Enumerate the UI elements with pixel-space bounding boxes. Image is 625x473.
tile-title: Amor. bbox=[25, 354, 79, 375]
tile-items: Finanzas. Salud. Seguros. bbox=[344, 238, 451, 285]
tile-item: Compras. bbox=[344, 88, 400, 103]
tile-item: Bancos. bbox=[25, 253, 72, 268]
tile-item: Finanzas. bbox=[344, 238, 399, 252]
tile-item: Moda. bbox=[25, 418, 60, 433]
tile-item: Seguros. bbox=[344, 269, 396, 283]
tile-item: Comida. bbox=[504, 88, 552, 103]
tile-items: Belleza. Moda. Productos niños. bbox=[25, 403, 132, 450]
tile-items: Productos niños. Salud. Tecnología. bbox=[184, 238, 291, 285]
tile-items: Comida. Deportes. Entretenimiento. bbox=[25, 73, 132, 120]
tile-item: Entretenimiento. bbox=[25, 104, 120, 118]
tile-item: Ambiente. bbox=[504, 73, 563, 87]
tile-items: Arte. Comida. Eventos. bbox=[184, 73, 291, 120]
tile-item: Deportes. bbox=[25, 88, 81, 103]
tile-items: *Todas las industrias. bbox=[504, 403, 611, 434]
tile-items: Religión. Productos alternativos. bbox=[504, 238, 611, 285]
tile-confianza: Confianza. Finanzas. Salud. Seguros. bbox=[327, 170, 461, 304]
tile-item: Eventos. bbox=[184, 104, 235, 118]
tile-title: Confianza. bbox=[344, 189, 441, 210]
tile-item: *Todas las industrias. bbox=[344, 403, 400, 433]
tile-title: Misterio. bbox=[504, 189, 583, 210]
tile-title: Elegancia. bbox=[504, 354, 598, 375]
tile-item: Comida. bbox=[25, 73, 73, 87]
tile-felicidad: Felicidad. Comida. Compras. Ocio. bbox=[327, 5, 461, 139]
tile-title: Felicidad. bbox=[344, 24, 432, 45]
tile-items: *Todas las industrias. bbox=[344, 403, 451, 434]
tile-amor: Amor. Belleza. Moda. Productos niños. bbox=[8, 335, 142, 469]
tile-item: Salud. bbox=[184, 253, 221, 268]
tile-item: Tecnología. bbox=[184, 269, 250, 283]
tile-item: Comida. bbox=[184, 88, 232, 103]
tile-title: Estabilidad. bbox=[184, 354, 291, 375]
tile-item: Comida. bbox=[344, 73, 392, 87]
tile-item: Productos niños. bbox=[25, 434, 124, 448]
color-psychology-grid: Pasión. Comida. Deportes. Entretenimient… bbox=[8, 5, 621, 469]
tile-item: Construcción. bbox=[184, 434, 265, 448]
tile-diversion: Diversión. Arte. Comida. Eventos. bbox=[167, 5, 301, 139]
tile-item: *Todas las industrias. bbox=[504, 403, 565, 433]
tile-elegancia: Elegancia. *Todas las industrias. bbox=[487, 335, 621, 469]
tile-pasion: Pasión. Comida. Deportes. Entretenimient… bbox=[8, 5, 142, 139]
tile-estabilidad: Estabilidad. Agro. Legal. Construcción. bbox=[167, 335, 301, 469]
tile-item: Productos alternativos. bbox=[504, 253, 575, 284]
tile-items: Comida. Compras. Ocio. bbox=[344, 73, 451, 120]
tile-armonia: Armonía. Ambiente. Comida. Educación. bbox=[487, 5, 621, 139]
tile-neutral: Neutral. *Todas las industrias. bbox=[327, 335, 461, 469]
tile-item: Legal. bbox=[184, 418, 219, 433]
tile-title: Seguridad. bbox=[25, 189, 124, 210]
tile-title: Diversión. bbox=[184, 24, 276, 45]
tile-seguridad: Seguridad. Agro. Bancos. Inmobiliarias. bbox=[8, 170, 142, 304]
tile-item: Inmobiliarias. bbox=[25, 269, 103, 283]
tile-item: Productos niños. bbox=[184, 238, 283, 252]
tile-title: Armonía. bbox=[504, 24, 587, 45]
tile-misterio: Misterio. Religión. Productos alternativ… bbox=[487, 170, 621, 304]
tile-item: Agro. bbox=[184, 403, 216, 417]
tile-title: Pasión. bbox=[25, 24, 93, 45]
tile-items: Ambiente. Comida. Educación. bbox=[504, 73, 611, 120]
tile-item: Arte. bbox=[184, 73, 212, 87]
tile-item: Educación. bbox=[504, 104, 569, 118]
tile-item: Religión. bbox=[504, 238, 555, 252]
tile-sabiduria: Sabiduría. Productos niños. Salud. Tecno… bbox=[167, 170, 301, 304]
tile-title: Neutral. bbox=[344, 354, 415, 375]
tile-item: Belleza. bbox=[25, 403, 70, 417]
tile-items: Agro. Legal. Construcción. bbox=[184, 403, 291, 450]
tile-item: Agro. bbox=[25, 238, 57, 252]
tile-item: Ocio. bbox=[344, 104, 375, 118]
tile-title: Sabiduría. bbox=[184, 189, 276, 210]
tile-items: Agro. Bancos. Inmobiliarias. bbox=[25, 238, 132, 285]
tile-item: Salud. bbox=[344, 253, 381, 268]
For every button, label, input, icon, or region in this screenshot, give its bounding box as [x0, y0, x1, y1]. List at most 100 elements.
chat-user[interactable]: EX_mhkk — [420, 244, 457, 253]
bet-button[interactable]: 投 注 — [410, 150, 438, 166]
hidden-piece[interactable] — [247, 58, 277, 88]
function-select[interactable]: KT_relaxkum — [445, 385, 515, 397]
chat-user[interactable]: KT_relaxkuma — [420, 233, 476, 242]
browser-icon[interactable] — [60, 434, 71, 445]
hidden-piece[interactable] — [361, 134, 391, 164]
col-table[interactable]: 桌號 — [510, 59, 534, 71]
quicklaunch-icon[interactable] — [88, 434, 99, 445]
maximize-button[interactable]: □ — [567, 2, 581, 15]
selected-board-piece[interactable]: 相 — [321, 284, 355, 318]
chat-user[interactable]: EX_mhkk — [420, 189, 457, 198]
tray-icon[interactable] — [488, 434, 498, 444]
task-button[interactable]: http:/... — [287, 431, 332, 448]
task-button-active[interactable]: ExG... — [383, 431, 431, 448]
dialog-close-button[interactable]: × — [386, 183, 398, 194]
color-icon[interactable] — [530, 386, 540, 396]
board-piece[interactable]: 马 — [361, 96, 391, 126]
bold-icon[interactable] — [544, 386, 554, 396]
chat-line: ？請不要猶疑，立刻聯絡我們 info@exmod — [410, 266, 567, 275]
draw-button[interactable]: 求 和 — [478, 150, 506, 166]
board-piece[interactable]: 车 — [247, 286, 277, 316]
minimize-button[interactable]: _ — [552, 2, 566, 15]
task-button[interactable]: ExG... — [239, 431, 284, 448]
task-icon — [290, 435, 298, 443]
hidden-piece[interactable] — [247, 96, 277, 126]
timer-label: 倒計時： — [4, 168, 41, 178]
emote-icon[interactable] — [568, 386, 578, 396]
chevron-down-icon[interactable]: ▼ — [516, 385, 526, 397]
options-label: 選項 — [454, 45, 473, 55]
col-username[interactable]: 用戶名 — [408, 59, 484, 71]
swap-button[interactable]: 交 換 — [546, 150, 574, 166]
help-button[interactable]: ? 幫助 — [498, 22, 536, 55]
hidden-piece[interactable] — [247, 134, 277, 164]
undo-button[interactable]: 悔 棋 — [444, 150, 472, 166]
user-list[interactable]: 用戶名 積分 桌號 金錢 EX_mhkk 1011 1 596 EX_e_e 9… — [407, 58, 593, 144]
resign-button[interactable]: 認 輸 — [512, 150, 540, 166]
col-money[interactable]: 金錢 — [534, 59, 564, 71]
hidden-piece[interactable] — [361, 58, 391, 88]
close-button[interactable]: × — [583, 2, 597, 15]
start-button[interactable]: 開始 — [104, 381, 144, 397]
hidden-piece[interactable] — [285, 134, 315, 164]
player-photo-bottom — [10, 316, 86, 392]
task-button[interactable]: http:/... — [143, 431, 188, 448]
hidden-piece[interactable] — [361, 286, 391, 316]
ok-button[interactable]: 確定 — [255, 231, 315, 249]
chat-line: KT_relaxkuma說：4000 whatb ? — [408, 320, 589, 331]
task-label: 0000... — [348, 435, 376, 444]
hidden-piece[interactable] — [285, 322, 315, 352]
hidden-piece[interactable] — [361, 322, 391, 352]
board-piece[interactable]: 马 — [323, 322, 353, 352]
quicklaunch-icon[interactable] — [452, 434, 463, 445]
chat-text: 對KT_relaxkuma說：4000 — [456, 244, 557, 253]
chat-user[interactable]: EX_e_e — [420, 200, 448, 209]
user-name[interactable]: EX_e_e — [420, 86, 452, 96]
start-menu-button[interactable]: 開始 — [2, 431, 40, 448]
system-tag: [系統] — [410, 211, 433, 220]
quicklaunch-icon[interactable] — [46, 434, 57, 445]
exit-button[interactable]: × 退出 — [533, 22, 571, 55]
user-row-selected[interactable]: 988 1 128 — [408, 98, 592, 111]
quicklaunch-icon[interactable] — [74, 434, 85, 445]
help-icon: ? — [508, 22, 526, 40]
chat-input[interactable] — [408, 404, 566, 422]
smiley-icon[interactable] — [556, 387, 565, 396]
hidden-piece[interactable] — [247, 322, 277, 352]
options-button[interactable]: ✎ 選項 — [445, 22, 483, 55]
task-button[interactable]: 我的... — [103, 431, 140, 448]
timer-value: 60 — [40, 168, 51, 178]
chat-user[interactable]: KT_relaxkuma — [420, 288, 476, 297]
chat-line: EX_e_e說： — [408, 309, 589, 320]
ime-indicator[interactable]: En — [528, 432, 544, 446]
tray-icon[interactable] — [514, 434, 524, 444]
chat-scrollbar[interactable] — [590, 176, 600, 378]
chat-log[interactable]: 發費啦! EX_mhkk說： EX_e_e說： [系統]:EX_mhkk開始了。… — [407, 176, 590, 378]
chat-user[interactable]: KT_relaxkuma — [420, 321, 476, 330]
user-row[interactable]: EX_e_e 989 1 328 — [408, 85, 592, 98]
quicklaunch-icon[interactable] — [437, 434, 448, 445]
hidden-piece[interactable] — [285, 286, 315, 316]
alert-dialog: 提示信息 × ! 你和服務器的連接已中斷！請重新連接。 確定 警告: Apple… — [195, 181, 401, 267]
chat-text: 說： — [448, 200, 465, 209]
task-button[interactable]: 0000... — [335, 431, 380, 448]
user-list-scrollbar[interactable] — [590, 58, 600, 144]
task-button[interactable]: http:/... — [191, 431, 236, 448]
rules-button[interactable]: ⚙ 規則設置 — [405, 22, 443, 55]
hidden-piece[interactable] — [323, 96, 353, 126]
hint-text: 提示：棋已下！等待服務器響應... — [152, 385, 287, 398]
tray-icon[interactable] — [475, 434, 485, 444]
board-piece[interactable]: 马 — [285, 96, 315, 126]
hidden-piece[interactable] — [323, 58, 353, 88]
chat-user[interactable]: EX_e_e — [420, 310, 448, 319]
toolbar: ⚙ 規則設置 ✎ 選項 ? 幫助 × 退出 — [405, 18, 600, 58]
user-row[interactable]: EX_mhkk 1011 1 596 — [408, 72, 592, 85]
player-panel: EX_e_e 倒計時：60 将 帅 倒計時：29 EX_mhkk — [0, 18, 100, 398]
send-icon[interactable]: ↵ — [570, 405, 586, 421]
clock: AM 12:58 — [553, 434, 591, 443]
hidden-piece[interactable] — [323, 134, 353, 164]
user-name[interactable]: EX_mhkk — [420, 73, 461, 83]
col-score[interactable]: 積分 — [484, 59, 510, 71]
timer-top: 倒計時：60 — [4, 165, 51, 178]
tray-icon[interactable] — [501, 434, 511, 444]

● ● ● ●

Work to complete: Return every line from the rows above that includes the word "Neutral".

Solution below:
tile-neutral: Neutral. *Todas las industrias. bbox=[327, 335, 461, 469]
tile-title: Neutral. bbox=[344, 354, 415, 375]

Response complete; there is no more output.